• _Task objective_:
Output the material below in full, exactly as it is.

[Records from a collection]
>> Begin

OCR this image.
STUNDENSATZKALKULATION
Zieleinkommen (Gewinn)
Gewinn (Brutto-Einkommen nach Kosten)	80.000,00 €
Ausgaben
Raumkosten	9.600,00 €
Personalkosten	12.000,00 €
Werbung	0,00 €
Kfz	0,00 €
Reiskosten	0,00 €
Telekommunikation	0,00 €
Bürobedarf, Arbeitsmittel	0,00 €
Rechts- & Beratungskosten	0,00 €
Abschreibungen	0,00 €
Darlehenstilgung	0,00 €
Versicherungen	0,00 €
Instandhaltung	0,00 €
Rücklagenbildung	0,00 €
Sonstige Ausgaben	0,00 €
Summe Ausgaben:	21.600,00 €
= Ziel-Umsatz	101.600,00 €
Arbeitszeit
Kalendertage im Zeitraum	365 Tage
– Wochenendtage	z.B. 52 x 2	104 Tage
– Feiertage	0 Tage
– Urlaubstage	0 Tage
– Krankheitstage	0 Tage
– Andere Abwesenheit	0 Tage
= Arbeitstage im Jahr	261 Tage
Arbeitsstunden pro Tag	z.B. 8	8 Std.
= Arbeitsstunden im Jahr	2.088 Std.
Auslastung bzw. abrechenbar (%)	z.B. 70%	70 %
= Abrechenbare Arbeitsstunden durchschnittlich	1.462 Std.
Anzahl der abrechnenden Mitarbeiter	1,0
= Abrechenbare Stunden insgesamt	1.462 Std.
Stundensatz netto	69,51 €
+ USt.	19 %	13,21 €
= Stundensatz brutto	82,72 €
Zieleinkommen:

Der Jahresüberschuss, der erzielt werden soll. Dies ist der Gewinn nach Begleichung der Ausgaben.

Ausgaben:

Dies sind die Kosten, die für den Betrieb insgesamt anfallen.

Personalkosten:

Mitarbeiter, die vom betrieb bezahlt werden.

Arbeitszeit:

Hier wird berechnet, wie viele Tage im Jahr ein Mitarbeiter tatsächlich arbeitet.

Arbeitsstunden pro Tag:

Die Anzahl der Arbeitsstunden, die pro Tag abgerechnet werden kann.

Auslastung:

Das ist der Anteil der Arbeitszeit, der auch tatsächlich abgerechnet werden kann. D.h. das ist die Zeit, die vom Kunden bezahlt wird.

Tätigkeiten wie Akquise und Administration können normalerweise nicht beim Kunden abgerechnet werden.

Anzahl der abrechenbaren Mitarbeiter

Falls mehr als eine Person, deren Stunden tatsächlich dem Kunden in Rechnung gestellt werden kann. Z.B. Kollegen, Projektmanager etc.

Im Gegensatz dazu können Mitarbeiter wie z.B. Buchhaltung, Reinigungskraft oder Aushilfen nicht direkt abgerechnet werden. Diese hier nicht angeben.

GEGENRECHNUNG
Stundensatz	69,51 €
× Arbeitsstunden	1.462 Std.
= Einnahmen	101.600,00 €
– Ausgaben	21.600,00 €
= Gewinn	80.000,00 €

>> End

• _Final result_:
OCR this image.
STUNDENSATZKALKULATION
Zieleinkommen (Gewinn)
Gewinn (Brutto-Einkommen nach Kosten)	80.000,00 €
Ausgaben
Raumkosten	9.600,00 €
Personalkosten	12.000,00 €
Werbung	0,00 €
Kfz	0,00 €
Reiskosten	0,00 €
Telekommunikation	0,00 €
Bürobedarf, Arbeitsmittel	0,00 €
Rechts- & Beratungskosten	0,00 €
Abschreibungen	0,00 €
Darlehenstilgung	0,00 €
Versicherungen	0,00 €
Instandhaltung	0,00 €
Rücklagenbildung	0,00 €
Sonstige Ausgaben	0,00 €
Summe Ausgaben:	21.600,00 €
= Ziel-Umsatz	101.600,00 €
Arbeitszeit
Kalendertage im Zeitraum	365 Tage
– Wochenendtage	z.B. 52 x 2	104 Tage
– Feiertage	0 Tage
– Urlaubstage	0 Tage
– Krankheitstage	0 Tage
– Andere Abwesenheit	0 Tage
= Arbeitstage im Jahr	261 Tage
Arbeitsstunden pro Tag	z.B. 8	8 Std.
= Arbeitsstunden im Jahr	2.088 Std.
Auslastung bzw. abrechenbar (%)	z.B. 70%	70 %
= Abrechenbare Arbeitsstunden durchschnittlich	1.462 Std.
Anzahl der abrechnenden Mitarbeiter	1,0
= Abrechenbare Stunden insgesamt	1.462 Std.
Stundensatz netto	69,51 €
+ USt.	19 %	13,21 €
= Stundensatz brutto	82,72 €
Zieleinkommen:

Der Jahresüberschuss, der erzielt werden soll. Dies ist der Gewinn nach Begleichung der Ausgaben.

Ausgaben:

Dies sind die Kosten, die für den Betrieb insgesamt anfallen.

Personalkosten:

Mitarbeiter, die vom betrieb bezahlt werden.

Arbeitszeit:

Hier wird berechnet, wie viele Tage im Jahr ein Mitarbeiter tatsächlich arbeitet.

Arbeitsstunden pro Tag:

Die Anzahl der Arbeitsstunden, die pro Tag abgerechnet werden kann.

Auslastung:

Das ist der Anteil der Arbeitszeit, der auch tatsächlich abgerechnet werden kann. D.h. das ist die Zeit, die vom Kunden bezahlt wird.

Tätigkeiten wie Akquise und Administration können normalerweise nicht beim Kunden abgerechnet werden.

Anzahl der abrechenbaren Mitarbeiter

Falls mehr als eine Person, deren Stunden tatsächlich dem Kunden in Rechnung gestellt werden kann. Z.B. Kollegen, Projektmanager etc.

Im Gegensatz dazu können Mitarbeiter wie z.B. Buchhaltung, Reinigungskraft oder Aushilfen nicht direkt abgerechnet werden. Diese hier nicht angeben.

GEGENRECHNUNG
Stundensatz	69,51 €
× Arbeitsstunden	1.462 Std.
= Einnahmen	101.600,00 €
– Ausgaben	21.600,00 €
= Gewinn	80.000,00 €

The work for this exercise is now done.